• Task:
Copy the rows below exactly, beginning with the first row and continuing through the row that contains "signal-icon (364, 19, 386, 35)".

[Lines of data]
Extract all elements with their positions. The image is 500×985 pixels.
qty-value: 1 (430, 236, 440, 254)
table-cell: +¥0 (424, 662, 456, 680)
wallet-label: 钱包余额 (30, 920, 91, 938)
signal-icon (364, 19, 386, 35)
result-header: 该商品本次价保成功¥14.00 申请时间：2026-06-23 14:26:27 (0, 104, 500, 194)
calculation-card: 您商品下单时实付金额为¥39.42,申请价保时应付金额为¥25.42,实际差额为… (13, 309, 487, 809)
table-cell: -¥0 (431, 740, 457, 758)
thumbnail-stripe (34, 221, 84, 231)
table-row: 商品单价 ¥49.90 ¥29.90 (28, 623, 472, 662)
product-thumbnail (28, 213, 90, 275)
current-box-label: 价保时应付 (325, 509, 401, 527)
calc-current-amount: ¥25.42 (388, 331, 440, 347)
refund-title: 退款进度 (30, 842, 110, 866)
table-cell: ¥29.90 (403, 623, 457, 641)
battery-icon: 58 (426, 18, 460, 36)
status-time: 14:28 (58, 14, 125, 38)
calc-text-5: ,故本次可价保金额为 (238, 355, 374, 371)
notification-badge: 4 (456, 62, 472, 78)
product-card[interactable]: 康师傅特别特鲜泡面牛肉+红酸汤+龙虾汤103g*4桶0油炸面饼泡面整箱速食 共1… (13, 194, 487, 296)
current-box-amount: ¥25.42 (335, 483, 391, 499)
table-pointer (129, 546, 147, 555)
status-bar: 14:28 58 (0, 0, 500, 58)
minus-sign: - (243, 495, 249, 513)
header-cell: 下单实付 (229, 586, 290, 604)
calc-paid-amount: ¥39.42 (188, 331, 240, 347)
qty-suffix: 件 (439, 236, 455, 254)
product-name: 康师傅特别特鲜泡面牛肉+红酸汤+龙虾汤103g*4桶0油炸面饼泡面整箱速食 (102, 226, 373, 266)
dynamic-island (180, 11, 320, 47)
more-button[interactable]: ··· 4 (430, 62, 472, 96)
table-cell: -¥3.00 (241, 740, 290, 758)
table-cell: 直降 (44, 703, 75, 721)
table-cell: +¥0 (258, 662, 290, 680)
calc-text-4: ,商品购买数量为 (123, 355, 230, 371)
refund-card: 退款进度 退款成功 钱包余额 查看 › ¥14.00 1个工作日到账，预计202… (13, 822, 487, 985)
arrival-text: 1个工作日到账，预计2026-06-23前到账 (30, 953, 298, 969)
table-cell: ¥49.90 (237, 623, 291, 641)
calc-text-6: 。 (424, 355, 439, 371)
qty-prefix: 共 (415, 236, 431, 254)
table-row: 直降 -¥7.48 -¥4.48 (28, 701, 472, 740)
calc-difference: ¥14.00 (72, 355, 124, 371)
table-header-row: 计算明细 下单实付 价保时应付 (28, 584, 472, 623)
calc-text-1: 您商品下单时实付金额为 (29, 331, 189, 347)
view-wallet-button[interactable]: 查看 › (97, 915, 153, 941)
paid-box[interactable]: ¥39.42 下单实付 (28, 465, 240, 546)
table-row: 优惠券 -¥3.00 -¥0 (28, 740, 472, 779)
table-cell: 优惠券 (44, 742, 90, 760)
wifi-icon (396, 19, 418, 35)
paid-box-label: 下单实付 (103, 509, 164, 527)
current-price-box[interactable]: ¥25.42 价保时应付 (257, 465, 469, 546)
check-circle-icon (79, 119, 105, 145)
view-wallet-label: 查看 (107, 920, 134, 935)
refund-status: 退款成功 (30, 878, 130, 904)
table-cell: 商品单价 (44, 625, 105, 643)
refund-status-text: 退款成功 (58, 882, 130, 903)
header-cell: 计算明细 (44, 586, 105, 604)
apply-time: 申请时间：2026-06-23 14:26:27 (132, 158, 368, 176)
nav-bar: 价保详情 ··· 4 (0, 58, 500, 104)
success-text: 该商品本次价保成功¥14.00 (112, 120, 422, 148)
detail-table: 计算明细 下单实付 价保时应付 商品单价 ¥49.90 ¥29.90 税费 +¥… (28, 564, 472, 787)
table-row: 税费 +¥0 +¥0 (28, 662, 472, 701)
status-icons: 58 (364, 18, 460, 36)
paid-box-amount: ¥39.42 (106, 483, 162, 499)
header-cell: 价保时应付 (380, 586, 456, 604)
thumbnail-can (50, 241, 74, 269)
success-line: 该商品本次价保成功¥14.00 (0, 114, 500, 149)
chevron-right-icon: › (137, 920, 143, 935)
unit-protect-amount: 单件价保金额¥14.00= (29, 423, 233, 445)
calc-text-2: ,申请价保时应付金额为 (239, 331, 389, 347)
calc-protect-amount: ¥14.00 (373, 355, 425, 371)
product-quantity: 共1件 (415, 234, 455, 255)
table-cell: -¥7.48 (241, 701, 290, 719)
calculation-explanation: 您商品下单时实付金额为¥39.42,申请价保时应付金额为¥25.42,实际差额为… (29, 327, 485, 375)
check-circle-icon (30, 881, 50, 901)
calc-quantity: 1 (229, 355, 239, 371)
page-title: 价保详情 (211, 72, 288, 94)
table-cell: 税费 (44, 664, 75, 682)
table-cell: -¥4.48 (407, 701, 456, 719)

• The solution:
Extract all elements with their positions. The image is 500×985 pixels.
qty-value: 1 (430, 236, 440, 254)
table-cell: +¥0 (424, 662, 456, 680)
wallet-label: 钱包余额 (30, 920, 91, 938)
signal-icon (364, 19, 386, 35)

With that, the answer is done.